Directive: Below are some entries. Output each one exactly as it appears.

Supplied entries:
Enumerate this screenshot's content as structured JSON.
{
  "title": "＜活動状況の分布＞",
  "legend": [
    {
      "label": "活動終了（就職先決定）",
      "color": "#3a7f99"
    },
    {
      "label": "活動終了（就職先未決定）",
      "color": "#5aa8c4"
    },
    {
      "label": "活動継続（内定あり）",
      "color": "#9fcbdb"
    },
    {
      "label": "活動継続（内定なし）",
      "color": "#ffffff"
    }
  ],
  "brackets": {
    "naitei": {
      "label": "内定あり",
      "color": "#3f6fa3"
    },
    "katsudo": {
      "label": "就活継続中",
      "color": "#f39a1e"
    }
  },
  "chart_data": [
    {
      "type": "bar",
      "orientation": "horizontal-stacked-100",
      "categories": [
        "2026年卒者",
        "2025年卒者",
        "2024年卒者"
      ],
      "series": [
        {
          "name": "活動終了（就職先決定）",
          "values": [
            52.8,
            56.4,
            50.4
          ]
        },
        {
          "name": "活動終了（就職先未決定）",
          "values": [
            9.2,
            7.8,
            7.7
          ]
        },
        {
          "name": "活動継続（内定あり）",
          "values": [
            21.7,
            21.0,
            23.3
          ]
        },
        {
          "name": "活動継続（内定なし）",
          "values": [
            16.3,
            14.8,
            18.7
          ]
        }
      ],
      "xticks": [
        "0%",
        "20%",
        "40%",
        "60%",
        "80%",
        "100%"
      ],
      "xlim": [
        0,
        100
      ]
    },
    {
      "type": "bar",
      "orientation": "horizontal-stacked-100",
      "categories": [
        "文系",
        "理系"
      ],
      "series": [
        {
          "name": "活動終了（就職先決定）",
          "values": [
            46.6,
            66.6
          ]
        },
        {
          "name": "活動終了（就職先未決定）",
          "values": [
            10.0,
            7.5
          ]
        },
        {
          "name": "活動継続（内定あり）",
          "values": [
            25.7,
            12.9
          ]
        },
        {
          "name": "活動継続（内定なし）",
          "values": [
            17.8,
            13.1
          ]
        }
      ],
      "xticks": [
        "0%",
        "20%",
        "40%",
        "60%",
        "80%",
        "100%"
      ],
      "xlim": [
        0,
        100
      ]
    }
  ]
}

Exercise output:
Enumerate this screenshot's content as structured JSON.
{
  "title": "＜活動状況の分布＞",
  "legend": [
    {
      "label": "活動終了（就職先決定）",
      "color": "#3a7f99"
    },
    {
      "label": "活動終了（就職先未決定）",
      "color": "#5aa8c4"
    },
    {
      "label": "活動継続（内定あり）",
      "color": "#9fcbdb"
    },
    {
      "label": "活動継続（内定なし）",
      "color": "#ffffff"
    }
  ],
  "brackets": {
    "naitei": {
      "label": "内定あり",
      "color": "#3f6fa3"
    },
    "katsudo": {
      "label": "就活継続中",
      "color": "#f39a1e"
    }
  },
  "chart_data": [
    {
      "type": "bar",
      "orientation": "horizontal-stacked-100",
      "categories": [
        "2026年卒者",
        "2025年卒者",
        "2024年卒者"
      ],
      "series": [
        {
          "name": "活動終了（就職先決定）",
          "values": [
            52.8,
            56.4,
            50.4
          ]
        },
        {
          "name": "活動終了（就職先未決定）",
          "values": [
            9.2,
            7.8,
            7.7
          ]
        },
        {
          "name": "活動継続（内定あり）",
          "values": [
            21.7,
            21.0,
            23.3
          ]
        },
        {
          "name": "活動継続（内定なし）",
          "values": [
            16.3,
            14.8,
            18.7
          ]
        }
      ],
      "xticks": [
        "0%",
        "20%",
        "40%",
        "60%",
        "80%",
        "100%"
      ],
      "xlim": [
        0,
        100
      ]
    },
    {
      "type": "bar",
      "orientation": "horizontal-stacked-100",
      "categories": [
        "文系",
        "理系"
      ],
      "series": [
        {
          "name": "活動終了（就職先決定）",
          "values": [
            46.6,
            66.6
          ]
        },
        {
          "name": "活動終了（就職先未決定）",
          "values": [
            10.0,
            7.5
          ]
        },
        {
          "name": "活動継続（内定あり）",
          "values": [
            25.7,
            12.9
          ]
        },
        {
          "name": "活動継続（内定なし）",
          "values": [
            17.8,
            13.1
          ]
        }
      ],
      "xticks": [
        "0%",
        "20%",
        "40%",
        "60%",
        "80%",
        "100%"
      ],
      "xlim": [
        0,
        100
      ]
    }
  ]
}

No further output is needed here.